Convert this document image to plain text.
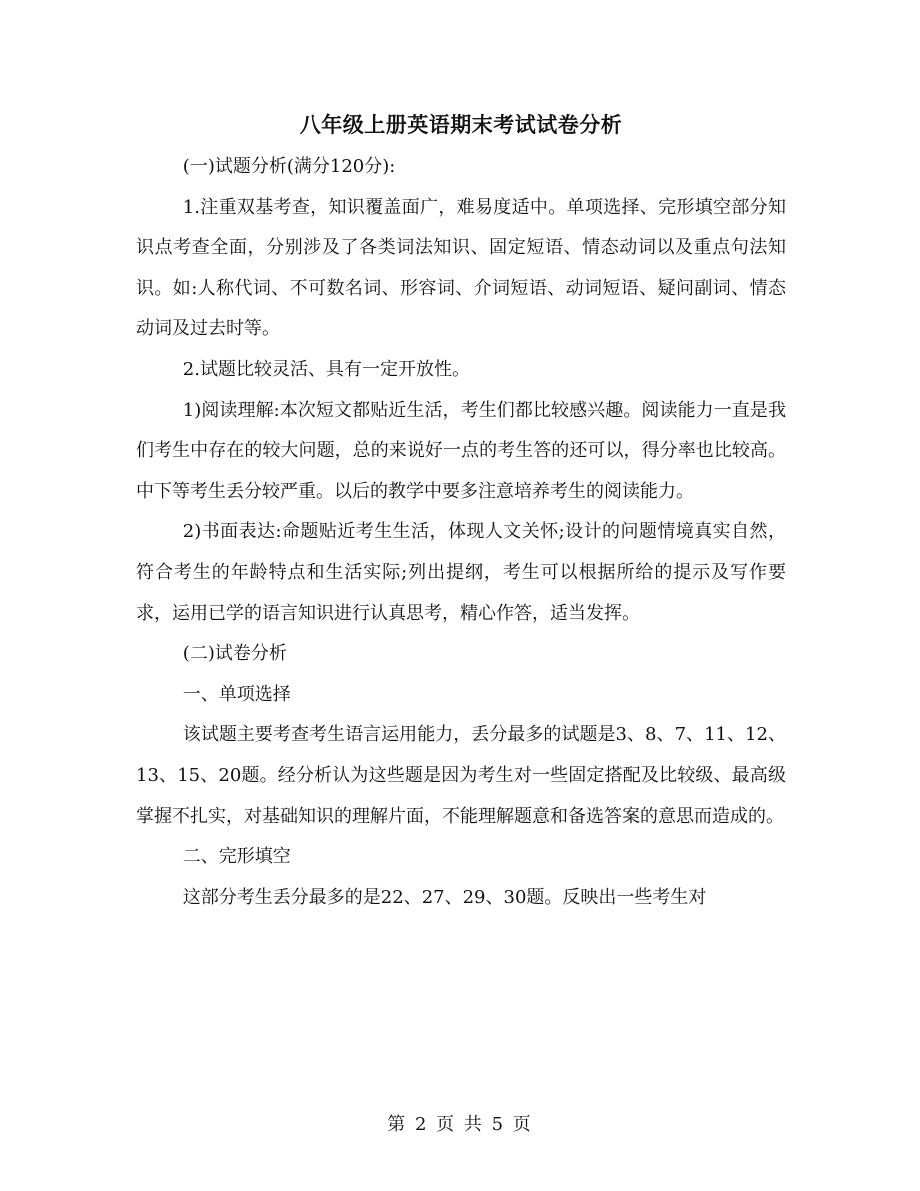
八年级上册英语期末考试试卷分析

(一)试题分析(满分120分):

1.注重双基考查，知识覆盖面广，难易度适中。单项选择、完形填空部分知识点考查全面，分别涉及了各类词法知识、固定短语、情态动词以及重点句法知识。如:人称代词、不可数名词、形容词、介词短语、动词短语、疑问副词、情态动词及过去时等。

2.试题比较灵活、具有一定开放性。

1)阅读理解:本次短文都贴近生活，考生们都比较感兴趣。阅读能力一直是我们考生中存在的较大问题，总的来说好一点的考生答的还可以，得分率也比较高。中下等考生丢分较严重。以后的教学中要多注意培养考生的阅读能力。

2)书面表达:命题贴近考生生活，体现人文关怀;设计的问题情境真实自然，符合考生的年龄特点和生活实际;列出提纲，考生可以根据所给的提示及写作要求，运用已学的语言知识进行认真思考，精心作答，适当发挥。

(二)试卷分析

一、单项选择

该试题主要考查考生语言运用能力，丢分最多的试题是3、8、7、11、12、13、15、20题。经分析认为这些题是因为考生对一些固定搭配及比较级、最高级掌握不扎实，对基础知识的理解片面，不能理解题意和备选答案的意思而造成的。

二、完形填空

这部分考生丢分最多的是22、27、29、30题。反映出一些考生对

第 2 页 共 5 页
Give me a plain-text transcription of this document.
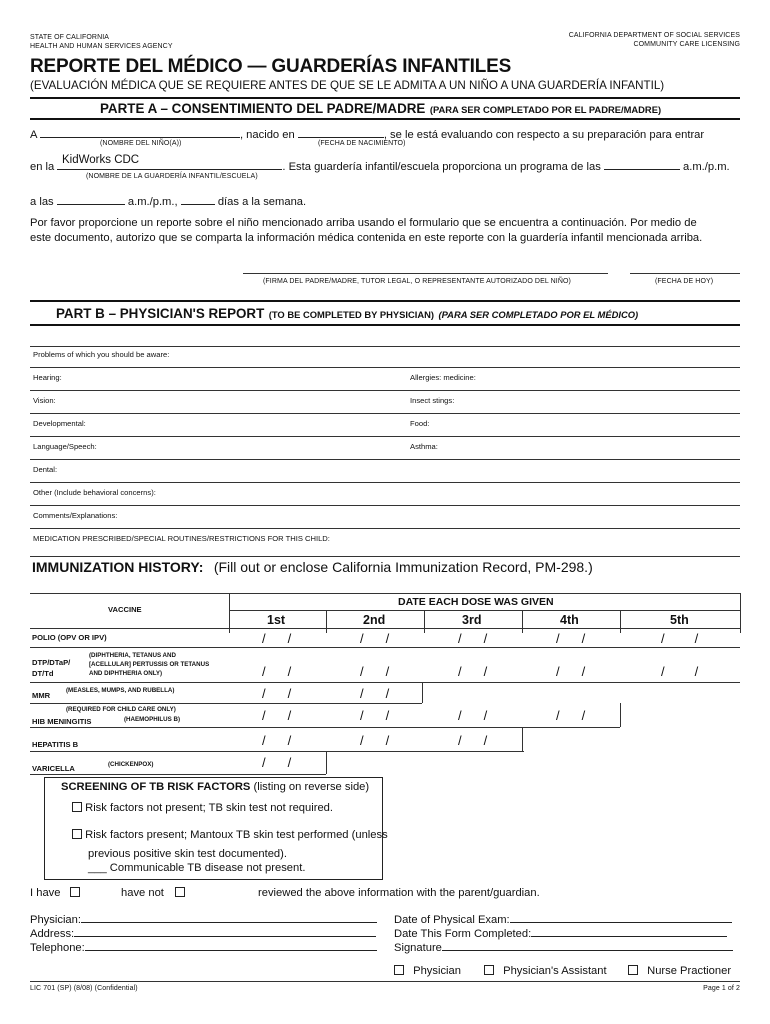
STATE OF CALIFORNIA
HEALTH AND HUMAN SERVICES AGENCY
CALIFORNIA DEPARTMENT OF SOCIAL SERVICES
COMMUNITY CARE LICENSING
REPORTE DEL MÉDICO — GUARDERÍAS INFANTILES
(EVALUACIÓN MÉDICA QUE SE REQUIERE ANTES DE QUE SE LE ADMITA A UN NIÑO A UNA GUARDERÍA INFANTIL)
PARTE A – CONSENTIMIENTO DEL PADRE/MADRE (PARA SER COMPLETADO POR EL PADRE/MADRE)
A	, nacido en	, se le está evaluando con respecto a su preparación para entrar
(NOMBRE DEL NIÑO(A))	(FECHA DE NACIMIENTO)
en la	. Esta guardería infantil/escuela proporciona un programa de las	a.m./p.m.
KidWorks CDC
(NOMBRE DE LA GUARDERÍA INFANTIL/ESCUELA)
a las	a.m./p.m.,	días a la semana.
Por favor proporcione un reporte sobre el niño mencionado arriba usando el formulario que se encuentra a continuación. Por medio de
este documento, autorizo que se comparta la información médica contenida en este reporte con la guardería infantil mencionada arriba.
(FIRMA DEL PADRE/MADRE, TUTOR LEGAL, O REPRESENTANTE AUTORIZADO DEL NIÑO)	(FECHA DE HOY)
PART B – PHYSICIAN'S REPORT (TO BE COMPLETED BY PHYSICIAN) (PARA SER COMPLETADO POR EL MÉDICO)
Problems of which you should be aware:
Hearing:	Allergies: medicine:
Vision:	Insect stings:
Developmental:	Food:
Language/Speech:	Asthma:
Dental:
Other (Include behavioral concerns):
Comments/Explanations:
MEDICATION PRESCRIBED/SPECIAL ROUTINES/RESTRICTIONS FOR THIS CHILD:
IMMUNIZATION HISTORY: (Fill out or enclose California Immunization Record, PM-298.)
VACCINE
DATE EACH DOSE WAS GIVEN
1st	2nd	3rd	4th	5th
POLIO (OPV OR IPV)	/ /	/ /	/ /	/ /	/ /
DTP/DTaP/
DT/Td
(DIPHTHERIA, TETANUS AND
[ACELLULAR] PERTUSSIS OR TETANUS
AND DIPHTHERIA ONLY)	/ /	/ /	/ /	/ /	/ /
MMR
(MEASLES, MUMPS, AND RUBELLA)	/ /	/ /
(REQUIRED FOR CHILD CARE ONLY)
(HAEMOPHILUS B)
HIB MENINGITIS	/ /	/ /	/ /	/ /
HEPATITIS B	/ /	/ /	/ /
VARICELLA	(CHICKENPOX)	/ /
SCREENING OF TB RISK FACTORS (listing on reverse side)
Risk factors not present; TB skin test not required.
Risk factors present; Mantoux TB skin test performed (unless
previous positive skin test documented).
___ Communicable TB disease not present.
I have	have not	reviewed the above information with the parent/guardian.
Physician:
Address:
Telephone:
Date of Physical Exam:
Date This Form Completed:
Signature
Physician	Physician's Assistant	Nurse Practioner
LIC 701 (SP) (8/08) (Confidential)	Page 1 of 2
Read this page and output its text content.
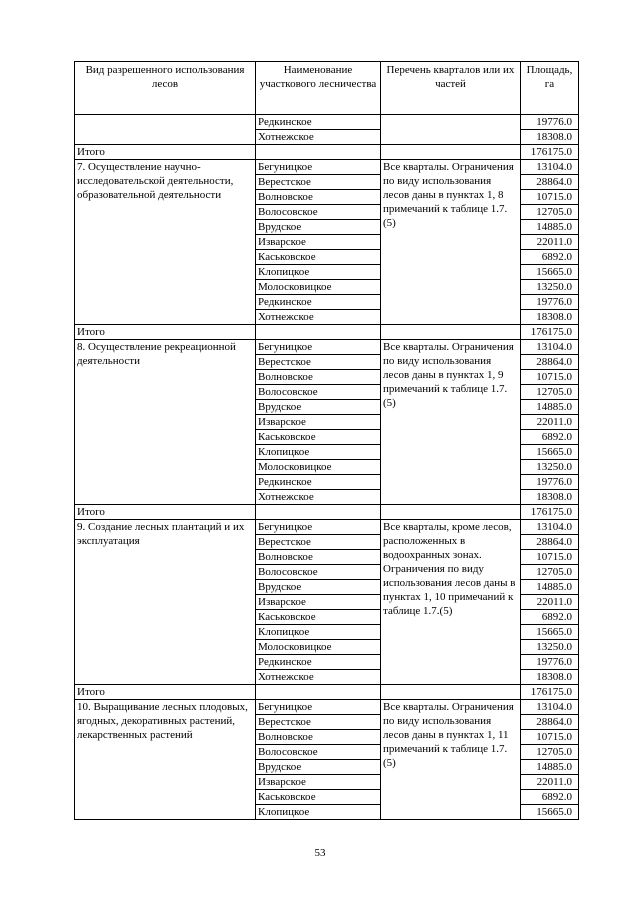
Вид разрешенного использования лесов	Наименование участкового лесничества	Перечень кварталов или их частей	Площадь, га
	Редкинское		19776.0
	Хотнежское		18308.0
Итого			176175.0
7. Осуществление научно-исследовательской деятельности, образовательной деятельности	Бегуницкое	Все кварталы. Ограничения по виду использования лесов даны в пунктах 1, 8 примечаний к таблице 1.7.(5)	13104.0
	Верестское		28864.0
	Волновское		10715.0
	Волосовское		12705.0
	Врудское		14885.0
	Изварское		22011.0
	Каськовское		6892.0
	Клопицкое		15665.0
	Молосковицкое		13250.0
	Редкинское		19776.0
	Хотнежское		18308.0
Итого			176175.0
8. Осуществление рекреационной деятельности	Бегуницкое	Все кварталы. Ограничения по виду использования лесов даны в пунктах 1, 9 примечаний к таблице 1.7.(5)	13104.0
	Верестское		28864.0
	Волновское		10715.0
	Волосовское		12705.0
	Врудское		14885.0
	Изварское		22011.0
	Каськовское		6892.0
	Клопицкое		15665.0
	Молосковицкое		13250.0
	Редкинское		19776.0
	Хотнежское		18308.0
Итого			176175.0
9. Создание лесных плантаций и их эксплуатация	Бегуницкое	Все кварталы, кроме лесов, расположенных в водоохранных зонах. Ограничения по виду использования лесов даны в пунктах 1, 10 примечаний к таблице 1.7.(5)	13104.0
	Верестское		28864.0
	Волновское		10715.0
	Волосовское		12705.0
	Врудское		14885.0
	Изварское		22011.0
	Каськовское		6892.0
	Клопицкое		15665.0
	Молосковицкое		13250.0
	Редкинское		19776.0
	Хотнежское		18308.0
Итого			176175.0
10. Выращивание лесных плодовых, ягодных, декоративных растений, лекарственных растений	Бегуницкое	Все кварталы. Ограничения по виду использования лесов даны в пунктах 1, 11 примечаний к таблице 1.7.(5)	13104.0
	Верестское		28864.0
	Волновское		10715.0
	Волосовское		12705.0
	Врудское		14885.0
	Изварское		22011.0
	Каськовское		6892.0
	Клопицкое		15665.0
53
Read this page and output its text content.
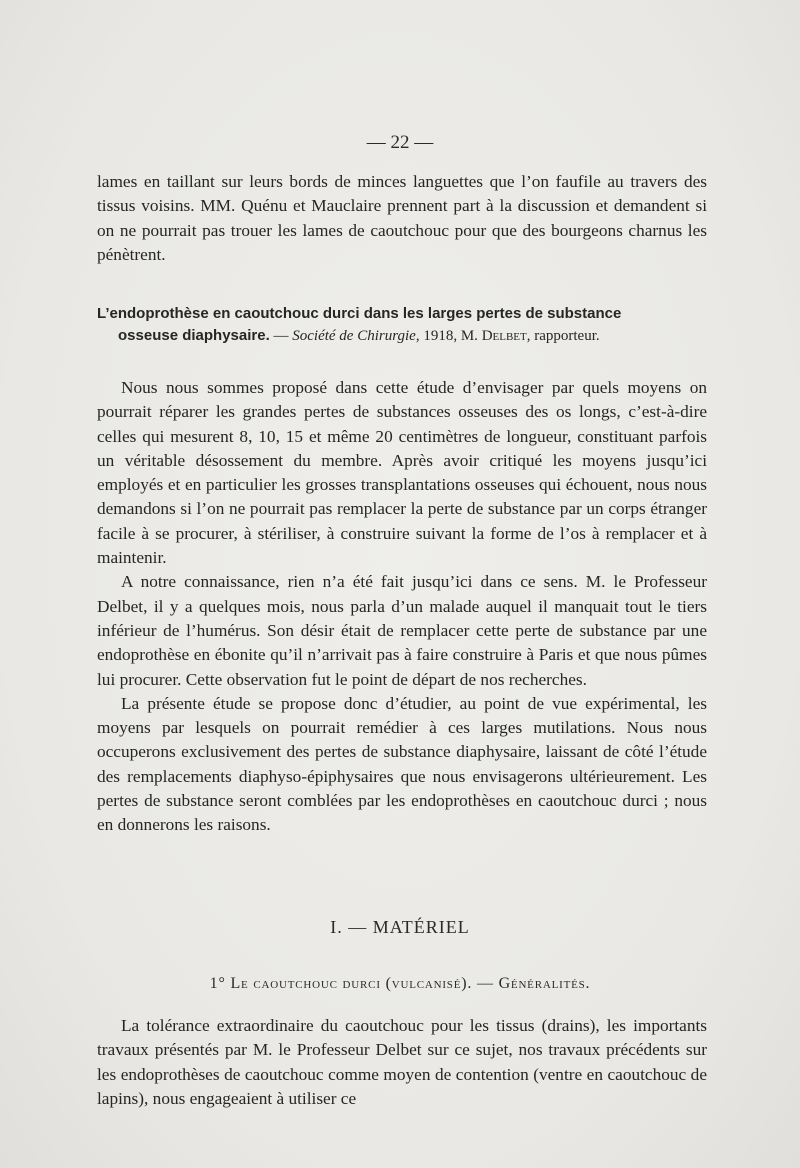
— 22 —

lames en taillant sur leurs bords de minces languettes que l’on faufile au travers des tissus voisins. MM. Quénu et Mauclaire prennent part à la discussion et demandent si on ne pourrait pas trouer les lames de caoutchouc pour que des bourgeons charnus les pénètrent.

L’endoprothèse en caoutchouc durci dans les larges pertes de substance
osseuse diaphysaire. — Société de Chirurgie, 1918, M. Delbet, rapporteur.

Nous nous sommes proposé dans cette étude d’envisager par quels moyens on pourrait réparer les grandes pertes de substances osseuses des os longs, c’est-à-dire celles qui mesurent 8, 10, 15 et même 20 centimètres de longueur, constituant parfois un véritable désossement du membre. Après avoir critiqué les moyens jusqu’ici employés et en particulier les grosses transplantations osseuses qui échouent, nous nous demandons si l’on ne pourrait pas remplacer la perte de substance par un corps étranger facile à se procurer, à stériliser, à construire suivant la forme de l’os à remplacer et à maintenir.

A notre connaissance, rien n’a été fait jusqu’ici dans ce sens. M. le Professeur Delbet, il y a quelques mois, nous parla d’un malade auquel il manquait tout le tiers inférieur de l’humérus. Son désir était de remplacer cette perte de substance par une endoprothèse en ébonite qu’il n’arrivait pas à faire construire à Paris et que nous pûmes lui procurer. Cette observation fut le point de départ de nos recherches.

La présente étude se propose donc d’étudier, au point de vue expérimental, les moyens par lesquels on pourrait remédier à ces larges mutilations. Nous nous occuperons exclusivement des pertes de substance diaphysaire, laissant de côté l’étude des remplacements diaphyso-épiphysaires que nous envisagerons ultérieurement. Les pertes de substance seront comblées par les endoprothèses en caoutchouc durci ; nous en donnerons les raisons.

I. — MATÉRIEL
1° Le caoutchouc durci (vulcanisé). — Généralités.

La tolérance extraordinaire du caoutchouc pour les tissus (drains), les importants travaux présentés par M. le Professeur Delbet sur ce sujet, nos travaux précédents sur les endoprothèses de caoutchouc comme moyen de contention (ventre en caoutchouc de lapins), nous engageaient à utiliser ce
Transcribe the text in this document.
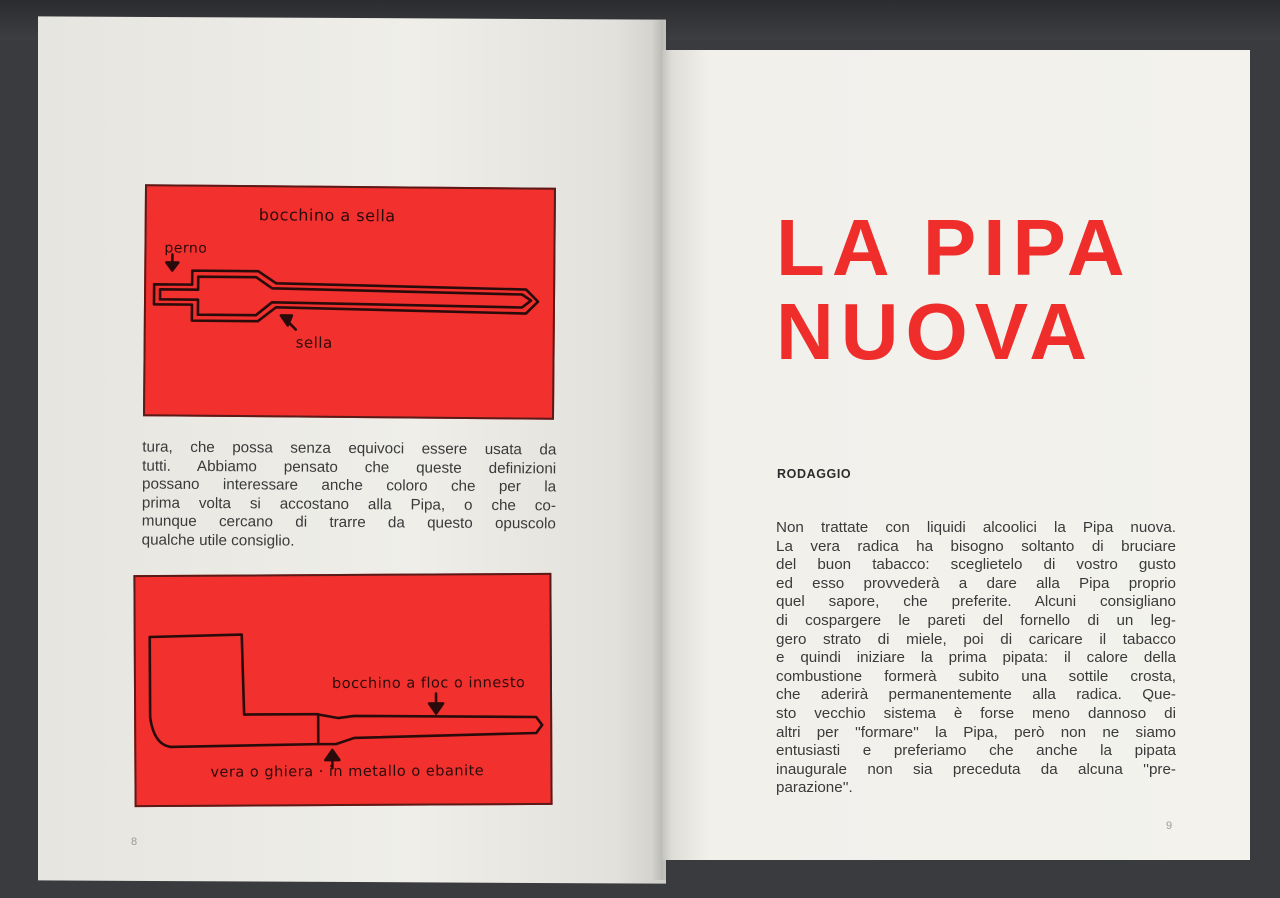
bocchino a sella
perno
sella
tura, che possa senza equivoci essere usata da
tutti. Abbiamo pensato che queste definizioni
possano interessare anche coloro che per la
prima volta si accostano alla Pipa, o che co-
munque cercano di trarre da questo opuscolo
qualche utile consiglio.
bocchino a floc o innesto
vera o ghiera · in metallo o ebanite
8
LA PIPA
NUOVA
RODAGGIO
Non trattate con liquidi alcoolici la Pipa nuova.
La vera radica ha bisogno soltanto di bruciare
del buon tabacco: sceglietelo di vostro gusto
ed esso provvederà a dare alla Pipa proprio
quel sapore, che preferite. Alcuni consigliano
di cospargere le pareti del fornello di un leg-
gero strato di miele, poi di caricare il tabacco
e quindi iniziare la prima pipata: il calore della
combustione formerà subito una sottile crosta,
che aderirà permanentemente alla radica. Que-
sto vecchio sistema è forse meno dannoso di
altri per ''formare'' la Pipa, però non ne siamo
entusiasti e preferiamo che anche la pipata
inaugurale non sia preceduta da alcuna ''pre-
parazione''.
9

— Instructions for the task —
Copy each line of the preceding data that contains the string "test".

— Finished task —
Risk factors not present; TB skin test not required.
Risk factors present; Mantoux TB skin test performed (unless
previous positive skin test documented).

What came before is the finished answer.